** START OF Material provided **

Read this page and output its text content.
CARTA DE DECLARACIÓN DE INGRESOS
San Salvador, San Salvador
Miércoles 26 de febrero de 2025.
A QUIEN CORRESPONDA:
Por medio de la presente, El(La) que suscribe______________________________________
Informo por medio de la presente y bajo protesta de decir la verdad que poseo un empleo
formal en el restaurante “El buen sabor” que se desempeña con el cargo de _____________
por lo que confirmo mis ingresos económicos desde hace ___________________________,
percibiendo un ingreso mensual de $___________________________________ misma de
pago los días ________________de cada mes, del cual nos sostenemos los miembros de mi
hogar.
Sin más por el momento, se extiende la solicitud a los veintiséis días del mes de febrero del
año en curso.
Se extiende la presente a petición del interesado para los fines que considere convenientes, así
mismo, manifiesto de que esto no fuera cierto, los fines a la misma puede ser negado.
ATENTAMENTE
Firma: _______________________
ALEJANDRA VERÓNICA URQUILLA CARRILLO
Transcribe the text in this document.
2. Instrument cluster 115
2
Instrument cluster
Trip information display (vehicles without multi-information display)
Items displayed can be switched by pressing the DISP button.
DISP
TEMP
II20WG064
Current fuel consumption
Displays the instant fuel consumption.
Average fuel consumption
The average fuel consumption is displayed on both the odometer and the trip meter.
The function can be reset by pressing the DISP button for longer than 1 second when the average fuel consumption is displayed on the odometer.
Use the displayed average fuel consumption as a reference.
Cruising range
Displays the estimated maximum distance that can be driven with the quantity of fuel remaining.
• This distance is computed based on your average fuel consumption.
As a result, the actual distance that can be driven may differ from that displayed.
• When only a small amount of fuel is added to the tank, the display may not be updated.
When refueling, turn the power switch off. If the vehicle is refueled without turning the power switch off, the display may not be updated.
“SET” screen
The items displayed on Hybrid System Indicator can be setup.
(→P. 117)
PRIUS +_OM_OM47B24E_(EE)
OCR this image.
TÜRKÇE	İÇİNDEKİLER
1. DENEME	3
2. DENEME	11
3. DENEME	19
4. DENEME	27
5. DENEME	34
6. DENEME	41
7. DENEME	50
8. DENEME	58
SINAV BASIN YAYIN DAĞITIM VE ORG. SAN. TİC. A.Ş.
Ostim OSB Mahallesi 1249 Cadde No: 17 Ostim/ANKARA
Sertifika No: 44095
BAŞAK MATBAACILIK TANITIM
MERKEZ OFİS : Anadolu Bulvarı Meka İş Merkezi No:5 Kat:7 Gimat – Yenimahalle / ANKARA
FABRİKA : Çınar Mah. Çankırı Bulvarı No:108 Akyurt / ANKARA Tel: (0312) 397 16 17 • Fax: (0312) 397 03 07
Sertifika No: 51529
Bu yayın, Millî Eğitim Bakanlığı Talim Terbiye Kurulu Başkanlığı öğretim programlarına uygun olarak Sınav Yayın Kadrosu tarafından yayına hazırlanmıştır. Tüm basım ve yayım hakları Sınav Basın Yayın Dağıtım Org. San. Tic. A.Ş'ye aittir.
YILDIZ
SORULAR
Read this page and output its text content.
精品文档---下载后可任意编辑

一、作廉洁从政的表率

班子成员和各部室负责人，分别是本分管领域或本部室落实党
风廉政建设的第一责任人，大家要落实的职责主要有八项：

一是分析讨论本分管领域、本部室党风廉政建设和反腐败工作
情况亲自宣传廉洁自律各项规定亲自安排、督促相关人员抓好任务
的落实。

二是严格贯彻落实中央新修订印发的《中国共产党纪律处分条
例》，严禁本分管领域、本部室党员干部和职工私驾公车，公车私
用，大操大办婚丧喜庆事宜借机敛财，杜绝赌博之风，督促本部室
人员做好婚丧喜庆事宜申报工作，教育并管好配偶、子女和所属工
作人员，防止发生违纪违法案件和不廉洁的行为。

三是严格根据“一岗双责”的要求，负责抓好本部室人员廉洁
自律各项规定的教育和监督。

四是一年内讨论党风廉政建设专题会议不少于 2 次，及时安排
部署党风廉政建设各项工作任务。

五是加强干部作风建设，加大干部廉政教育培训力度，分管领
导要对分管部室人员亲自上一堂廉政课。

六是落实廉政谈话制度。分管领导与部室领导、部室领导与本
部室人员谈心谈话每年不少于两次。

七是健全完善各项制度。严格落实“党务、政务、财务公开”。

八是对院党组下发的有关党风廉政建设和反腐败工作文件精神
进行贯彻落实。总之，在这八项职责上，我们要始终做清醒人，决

** END OF Material provided **

• Task instructions: List all lines where "febrero" occurs.

• Worked answer:
Miércoles 26 de febrero de 2025.
Sin más por el momento, se extiende la solicitud a los veintiséis días del mes de febrero del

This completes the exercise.